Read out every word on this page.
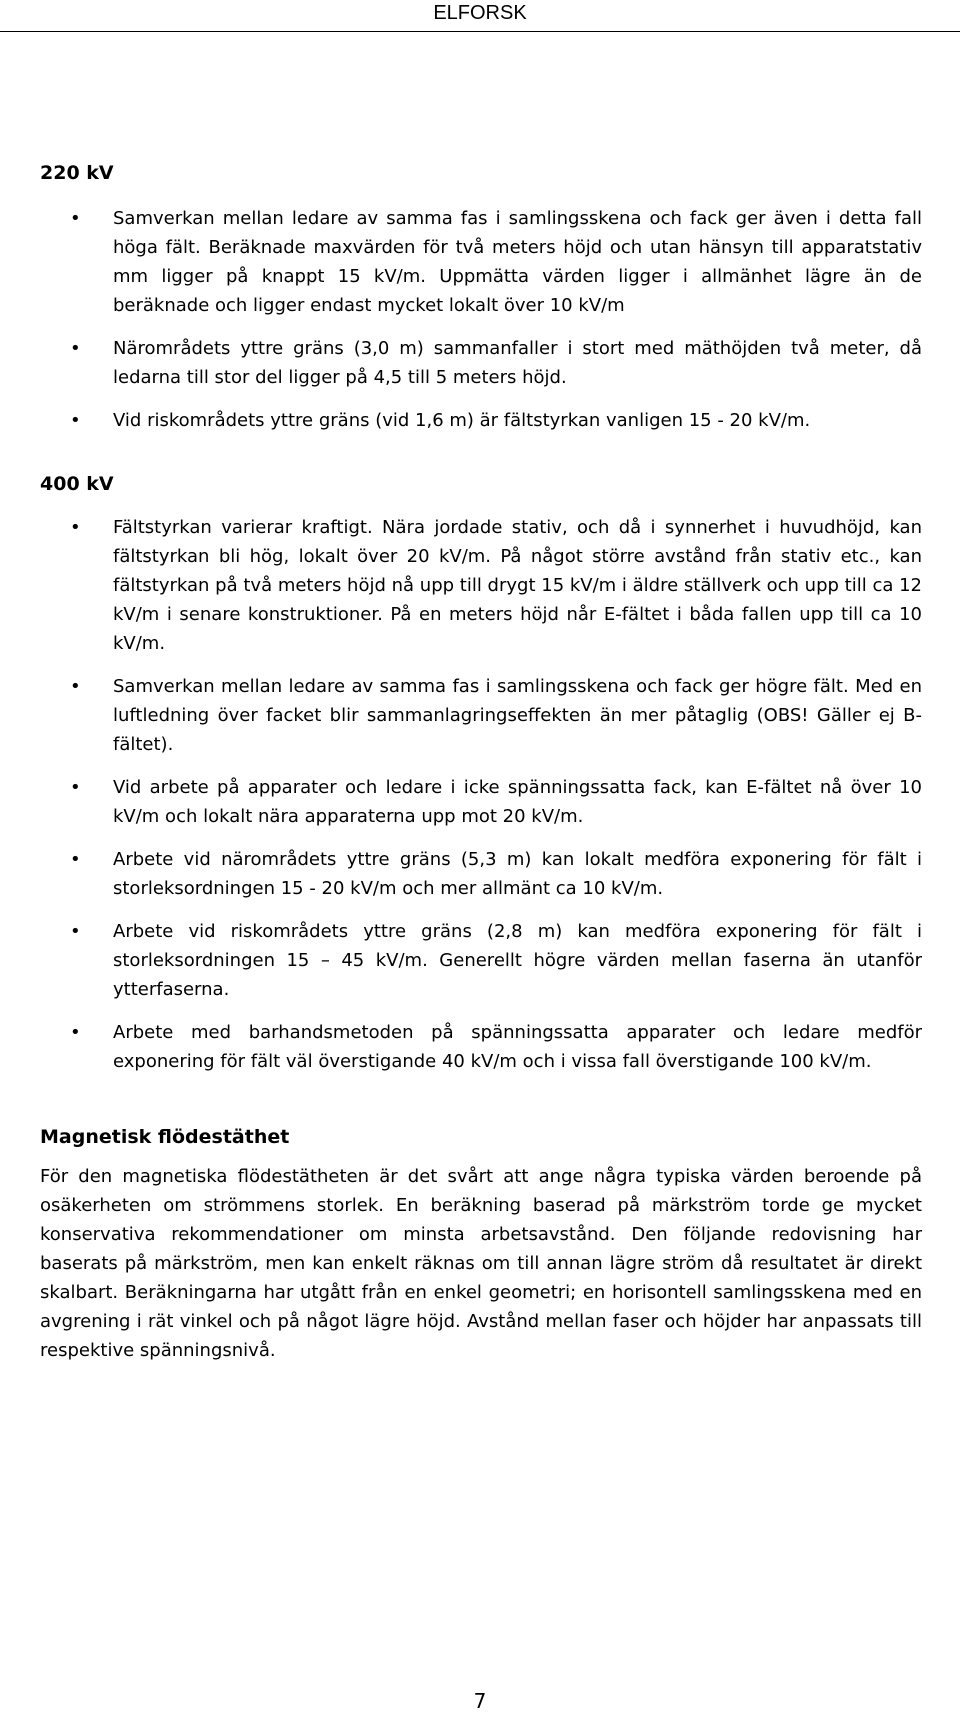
ELFORSK
220 kV
• Samverkan mellan ledare av samma fas i samlingsskena och fack ger även i detta fall höga fält. Beräknade maxvärden för två meters höjd och utan hänsyn till apparatstativ mm ligger på knappt 15 kV/m. Uppmätta värden ligger i allmänhet lägre än de beräknade och ligger endast mycket lokalt över 10 kV/m
• Närområdets yttre gräns (3,0 m) sammanfaller i stort med mäthöjden två meter, då ledarna till stor del ligger på 4,5 till 5 meters höjd.
• Vid riskområdets yttre gräns (vid 1,6 m) är fältstyrkan vanligen 15 - 20 kV/m.
400 kV
• Fältstyrkan varierar kraftigt. Nära jordade stativ, och då i synnerhet i huvudhöjd, kan fältstyrkan bli hög, lokalt över 20 kV/m. På något större avstånd från stativ etc., kan fältstyrkan på två meters höjd nå upp till drygt 15 kV/m i äldre ställverk och upp till ca 12 kV/m i senare konstruktioner. På en meters höjd når E-fältet i båda fallen upp till ca 10 kV/m.
• Samverkan mellan ledare av samma fas i samlingsskena och fack ger högre fält. Med en luftledning över facket blir sammanlagringseffekten än mer påtaglig (OBS! Gäller ej B-fältet).
• Vid arbete på apparater och ledare i icke spänningssatta fack, kan E-fältet nå över 10 kV/m och lokalt nära apparaterna upp mot 20 kV/m.
• Arbete vid närområdets yttre gräns (5,3 m) kan lokalt medföra exponering för fält i storleksordningen 15 - 20 kV/m och mer allmänt ca 10 kV/m.
• Arbete vid riskområdets yttre gräns (2,8 m) kan medföra exponering för fält i storleksordningen 15 – 45 kV/m. Generellt högre värden mellan faserna än utanför ytterfaserna.
• Arbete med barhandsmetoden på spänningssatta apparater och ledare medför exponering för fält väl överstigande 40 kV/m och i vissa fall överstigande 100 kV/m.
Magnetisk flödestäthet

För den magnetiska flödestätheten är det svårt att ange några typiska värden beroende på osäkerheten om strömmens storlek. En beräkning baserad på märkström torde ge mycket konservativa rekommendationer om minsta arbetsavstånd. Den följande redovisning har baserats på märkström, men kan enkelt räknas om till annan lägre ström då resultatet är direkt skalbart. Beräkningarna har utgått från en enkel geometri; en horisontell samlingsskena med en avgrening i rät vinkel och på något lägre höjd. Avstånd mellan faser och höjder har anpassats till respektive spänningsnivå.

7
★ ★ ★
Aim: Your task is to gather all lines from the entries above that hold the word "fältstyrkan".

Solution for this exercise:
• Vid riskområdets yttre gräns (vid 1,6 m) är fältstyrkan vanligen 15 - 20 kV/m.
• Fältstyrkan varierar kraftigt. Nära jordade stativ, och då i synnerhet i huvudhöjd, kan fältstyrkan bli hög, lokalt över 20 kV/m. På något större avstånd från stativ etc., kan fältstyrkan på två meters höjd nå upp till drygt 15 kV/m i äldre ställverk och upp till ca 12 kV/m i senare konstruktioner. På en meters höjd når E-fältet i båda fallen upp till ca 10 kV/m.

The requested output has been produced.